Direction: Would you pull out every line of the material that contains the string "this"?
━━━ Data section ━━━
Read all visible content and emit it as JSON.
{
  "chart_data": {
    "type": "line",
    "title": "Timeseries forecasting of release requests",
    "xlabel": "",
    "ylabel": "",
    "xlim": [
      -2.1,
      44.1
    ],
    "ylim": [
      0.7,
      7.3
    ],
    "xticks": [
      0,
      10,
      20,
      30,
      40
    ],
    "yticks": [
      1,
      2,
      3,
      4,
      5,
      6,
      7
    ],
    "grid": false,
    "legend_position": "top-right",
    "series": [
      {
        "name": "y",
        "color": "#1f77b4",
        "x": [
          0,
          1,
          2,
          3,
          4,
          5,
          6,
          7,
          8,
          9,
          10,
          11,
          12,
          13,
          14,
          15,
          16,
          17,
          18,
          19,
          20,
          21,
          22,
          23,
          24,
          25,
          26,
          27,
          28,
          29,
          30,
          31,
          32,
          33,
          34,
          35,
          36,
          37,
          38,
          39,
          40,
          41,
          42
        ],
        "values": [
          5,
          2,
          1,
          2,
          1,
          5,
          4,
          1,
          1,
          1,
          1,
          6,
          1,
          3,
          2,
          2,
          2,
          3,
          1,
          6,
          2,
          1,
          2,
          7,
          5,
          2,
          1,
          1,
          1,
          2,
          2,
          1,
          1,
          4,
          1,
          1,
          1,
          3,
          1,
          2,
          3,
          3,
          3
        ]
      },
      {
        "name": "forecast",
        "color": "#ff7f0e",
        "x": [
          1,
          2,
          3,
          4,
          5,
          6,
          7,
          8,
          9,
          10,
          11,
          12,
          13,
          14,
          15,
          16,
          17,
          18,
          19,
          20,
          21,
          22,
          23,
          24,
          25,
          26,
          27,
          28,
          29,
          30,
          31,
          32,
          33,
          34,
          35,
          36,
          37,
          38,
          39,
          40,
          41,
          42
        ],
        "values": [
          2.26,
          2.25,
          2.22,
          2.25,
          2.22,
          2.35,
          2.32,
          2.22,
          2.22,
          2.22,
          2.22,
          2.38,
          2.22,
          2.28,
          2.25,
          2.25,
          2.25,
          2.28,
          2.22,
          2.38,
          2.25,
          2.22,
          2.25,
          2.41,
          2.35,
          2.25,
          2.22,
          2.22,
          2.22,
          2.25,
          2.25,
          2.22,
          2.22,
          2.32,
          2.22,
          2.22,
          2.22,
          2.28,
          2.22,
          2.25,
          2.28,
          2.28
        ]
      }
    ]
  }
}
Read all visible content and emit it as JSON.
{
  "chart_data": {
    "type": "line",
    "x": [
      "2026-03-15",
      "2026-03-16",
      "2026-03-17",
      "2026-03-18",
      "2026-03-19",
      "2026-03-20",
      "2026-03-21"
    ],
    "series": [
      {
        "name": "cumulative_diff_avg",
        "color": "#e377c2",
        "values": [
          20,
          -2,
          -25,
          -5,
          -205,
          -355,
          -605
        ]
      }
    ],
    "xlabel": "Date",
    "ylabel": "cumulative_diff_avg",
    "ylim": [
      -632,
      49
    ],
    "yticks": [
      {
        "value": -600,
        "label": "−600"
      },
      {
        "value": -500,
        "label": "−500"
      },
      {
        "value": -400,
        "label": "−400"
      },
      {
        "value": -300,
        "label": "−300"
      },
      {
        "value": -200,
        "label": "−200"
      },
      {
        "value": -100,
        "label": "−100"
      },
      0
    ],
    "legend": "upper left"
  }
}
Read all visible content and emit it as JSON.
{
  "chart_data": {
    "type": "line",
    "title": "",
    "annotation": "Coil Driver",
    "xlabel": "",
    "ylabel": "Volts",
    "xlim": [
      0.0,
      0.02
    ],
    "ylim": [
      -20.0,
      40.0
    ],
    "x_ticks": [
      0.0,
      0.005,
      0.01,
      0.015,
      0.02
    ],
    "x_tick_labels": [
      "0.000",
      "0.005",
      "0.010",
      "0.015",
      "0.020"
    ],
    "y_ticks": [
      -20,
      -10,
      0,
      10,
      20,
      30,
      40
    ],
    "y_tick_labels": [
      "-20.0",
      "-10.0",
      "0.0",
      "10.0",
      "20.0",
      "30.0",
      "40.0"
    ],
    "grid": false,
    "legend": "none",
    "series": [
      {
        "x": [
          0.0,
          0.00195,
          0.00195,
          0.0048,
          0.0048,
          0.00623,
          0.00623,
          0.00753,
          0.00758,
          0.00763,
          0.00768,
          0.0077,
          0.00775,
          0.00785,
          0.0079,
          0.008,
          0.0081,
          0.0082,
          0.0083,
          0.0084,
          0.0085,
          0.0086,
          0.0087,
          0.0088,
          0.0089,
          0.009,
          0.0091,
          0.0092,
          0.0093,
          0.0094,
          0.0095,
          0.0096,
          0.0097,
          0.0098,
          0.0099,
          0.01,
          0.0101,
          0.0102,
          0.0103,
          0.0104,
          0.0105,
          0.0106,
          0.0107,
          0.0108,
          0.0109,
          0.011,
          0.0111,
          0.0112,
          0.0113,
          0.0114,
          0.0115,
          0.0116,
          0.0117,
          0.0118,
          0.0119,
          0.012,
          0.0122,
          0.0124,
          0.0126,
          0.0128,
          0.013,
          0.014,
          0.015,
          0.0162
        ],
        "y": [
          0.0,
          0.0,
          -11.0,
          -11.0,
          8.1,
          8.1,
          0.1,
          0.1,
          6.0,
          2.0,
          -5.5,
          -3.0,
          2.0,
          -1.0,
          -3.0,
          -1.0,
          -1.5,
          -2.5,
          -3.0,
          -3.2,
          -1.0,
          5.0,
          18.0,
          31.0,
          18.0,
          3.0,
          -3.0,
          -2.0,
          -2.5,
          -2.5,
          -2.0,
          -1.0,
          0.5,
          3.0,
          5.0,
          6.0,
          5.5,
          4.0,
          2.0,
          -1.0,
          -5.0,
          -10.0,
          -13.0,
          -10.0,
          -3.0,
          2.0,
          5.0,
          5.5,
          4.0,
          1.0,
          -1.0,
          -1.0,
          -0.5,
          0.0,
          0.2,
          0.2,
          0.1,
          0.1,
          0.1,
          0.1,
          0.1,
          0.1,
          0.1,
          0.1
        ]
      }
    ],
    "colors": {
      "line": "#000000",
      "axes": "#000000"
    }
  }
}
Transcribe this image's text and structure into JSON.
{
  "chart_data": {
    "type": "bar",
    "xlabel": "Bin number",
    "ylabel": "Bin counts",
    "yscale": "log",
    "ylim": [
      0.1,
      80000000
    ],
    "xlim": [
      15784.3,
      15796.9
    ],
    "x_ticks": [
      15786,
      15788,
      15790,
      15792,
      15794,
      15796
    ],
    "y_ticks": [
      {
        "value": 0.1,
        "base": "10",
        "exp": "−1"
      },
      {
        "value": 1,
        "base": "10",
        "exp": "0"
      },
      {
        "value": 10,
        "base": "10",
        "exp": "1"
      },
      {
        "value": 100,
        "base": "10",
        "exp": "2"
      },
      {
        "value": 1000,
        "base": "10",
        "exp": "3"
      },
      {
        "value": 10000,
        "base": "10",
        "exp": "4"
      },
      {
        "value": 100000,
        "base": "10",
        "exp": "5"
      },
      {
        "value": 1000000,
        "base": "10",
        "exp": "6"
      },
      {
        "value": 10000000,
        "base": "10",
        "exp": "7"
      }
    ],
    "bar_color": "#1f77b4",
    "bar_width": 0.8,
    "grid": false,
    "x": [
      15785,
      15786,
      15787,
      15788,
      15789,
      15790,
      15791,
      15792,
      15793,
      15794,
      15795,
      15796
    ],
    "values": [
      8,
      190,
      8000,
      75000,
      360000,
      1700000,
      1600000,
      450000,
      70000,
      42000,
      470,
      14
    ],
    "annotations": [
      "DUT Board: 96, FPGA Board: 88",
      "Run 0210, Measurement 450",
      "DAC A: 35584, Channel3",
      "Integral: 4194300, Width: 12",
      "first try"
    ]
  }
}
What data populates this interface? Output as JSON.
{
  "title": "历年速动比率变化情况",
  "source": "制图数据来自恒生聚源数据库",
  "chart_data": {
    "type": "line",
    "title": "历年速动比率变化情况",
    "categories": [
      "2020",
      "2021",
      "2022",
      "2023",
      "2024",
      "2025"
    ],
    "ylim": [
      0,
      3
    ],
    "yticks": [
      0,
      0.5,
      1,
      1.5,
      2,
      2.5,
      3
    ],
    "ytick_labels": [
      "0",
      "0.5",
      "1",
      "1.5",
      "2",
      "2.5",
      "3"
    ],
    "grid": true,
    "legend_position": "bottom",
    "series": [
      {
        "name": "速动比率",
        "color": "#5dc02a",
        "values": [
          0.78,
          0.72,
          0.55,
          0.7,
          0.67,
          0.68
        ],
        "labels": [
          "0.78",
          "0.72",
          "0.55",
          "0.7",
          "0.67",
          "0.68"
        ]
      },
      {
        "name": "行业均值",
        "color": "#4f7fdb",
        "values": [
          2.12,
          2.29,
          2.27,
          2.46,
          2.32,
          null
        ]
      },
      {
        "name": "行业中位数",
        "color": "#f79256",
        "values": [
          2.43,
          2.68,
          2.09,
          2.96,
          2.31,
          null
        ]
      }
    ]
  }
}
━━━
Correct response:
Transcribe this image's text and structure into JSON.
What data populates this interface? Output as JSON.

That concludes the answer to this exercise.